• [EXERCISE TEXT]
<<<<

How to Avoid the Most Popular Holiday Online Scams

Every holiday season, online shopping scams increase, and this holiday season is no different.

According to the Internet Crime Complaint Center’s (IC3) 2021 report, non-payment or non-delivery scams cost people more than $337 million. Credit card fraud accounted for another $173 million in losses.

Now that holiday shopping is in full swing, we wanted to let you know about a few online shopping trends we’ve noticed and give a few tips about how to stay safe online while buying gifts for everyone on your list. 

If you’ve been scammed: 

  • Call your credit card company or your bank. Dispute any suspicious charges.
  • Contact local law enforcement.
  • Report the scam to the FBI’s Internet Crime Complaint Center (IC3) at

Here are some of the most popular holiday scams to watch out for:

  • Non-delivery scam: A buyer pays for goods or services they find online, but those items are never received.
  • Non-payment scam: Involves goods or services being shipped, but the seller is never paid.
  • Auction fraud: Where a product is misrepresented on an auction site.
  • Gift card fraud: When a seller asks you to pay with a pre-paid card.

>>>>

• [RECORDED DATA]
<<<<

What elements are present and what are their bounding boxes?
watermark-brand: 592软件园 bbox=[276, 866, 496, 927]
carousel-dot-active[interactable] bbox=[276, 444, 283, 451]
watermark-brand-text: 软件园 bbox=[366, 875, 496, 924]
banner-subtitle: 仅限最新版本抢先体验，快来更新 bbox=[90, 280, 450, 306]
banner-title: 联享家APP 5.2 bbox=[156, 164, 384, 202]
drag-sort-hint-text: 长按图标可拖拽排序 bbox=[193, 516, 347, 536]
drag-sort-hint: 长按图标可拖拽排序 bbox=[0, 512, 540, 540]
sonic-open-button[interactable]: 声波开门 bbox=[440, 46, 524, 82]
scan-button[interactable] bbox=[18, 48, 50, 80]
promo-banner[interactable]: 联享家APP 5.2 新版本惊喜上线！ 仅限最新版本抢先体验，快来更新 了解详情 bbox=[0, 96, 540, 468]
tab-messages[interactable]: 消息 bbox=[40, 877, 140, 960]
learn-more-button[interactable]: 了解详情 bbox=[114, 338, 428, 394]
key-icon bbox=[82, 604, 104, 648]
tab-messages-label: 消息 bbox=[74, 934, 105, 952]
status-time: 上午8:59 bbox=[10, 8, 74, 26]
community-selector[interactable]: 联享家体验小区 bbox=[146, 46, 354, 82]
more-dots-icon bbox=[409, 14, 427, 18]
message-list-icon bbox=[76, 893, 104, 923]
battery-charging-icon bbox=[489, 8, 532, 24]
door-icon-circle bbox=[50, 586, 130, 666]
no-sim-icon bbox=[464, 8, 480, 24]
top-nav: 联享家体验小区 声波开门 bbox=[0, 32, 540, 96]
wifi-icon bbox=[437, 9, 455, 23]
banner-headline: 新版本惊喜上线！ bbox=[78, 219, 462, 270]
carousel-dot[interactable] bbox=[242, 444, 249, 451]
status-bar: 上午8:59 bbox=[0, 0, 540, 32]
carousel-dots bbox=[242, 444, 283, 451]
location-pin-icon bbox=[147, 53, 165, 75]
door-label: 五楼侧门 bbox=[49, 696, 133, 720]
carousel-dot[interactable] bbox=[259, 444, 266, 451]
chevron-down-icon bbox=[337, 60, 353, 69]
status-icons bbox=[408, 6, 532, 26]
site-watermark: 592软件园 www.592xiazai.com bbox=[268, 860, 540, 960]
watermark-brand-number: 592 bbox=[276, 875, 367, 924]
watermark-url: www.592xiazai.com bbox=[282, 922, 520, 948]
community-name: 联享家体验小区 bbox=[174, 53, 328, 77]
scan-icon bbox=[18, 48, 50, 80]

>>>>

• [TASK]
Reproduce everything in the holiday scams text above, from "Now that holiday" down to "a pre-paid card.", word for word.

• [TASK SOLUTION]
Now that holiday shopping is in full swing, we wanted to let you know about a few online shopping trends we’ve noticed and give a few tips about how to stay safe online while buying gifts for everyone on your list. 

If you’ve been scammed: 

  • Call your credit card company or your bank. Dispute any suspicious charges.
  • Contact local law enforcement.
  • Report the scam to the FBI’s Internet Crime Complaint Center (IC3) at

Here are some of the most popular holiday scams to watch out for:

  • Non-delivery scam: A buyer pays for goods or services they find online, but those items are never received.
  • Non-payment scam: Involves goods or services being shipped, but the seller is never paid.
  • Auction fraud: Where a product is misrepresented on an auction site.
  • Gift card fraud: When a seller asks you to pay with a pre-paid card.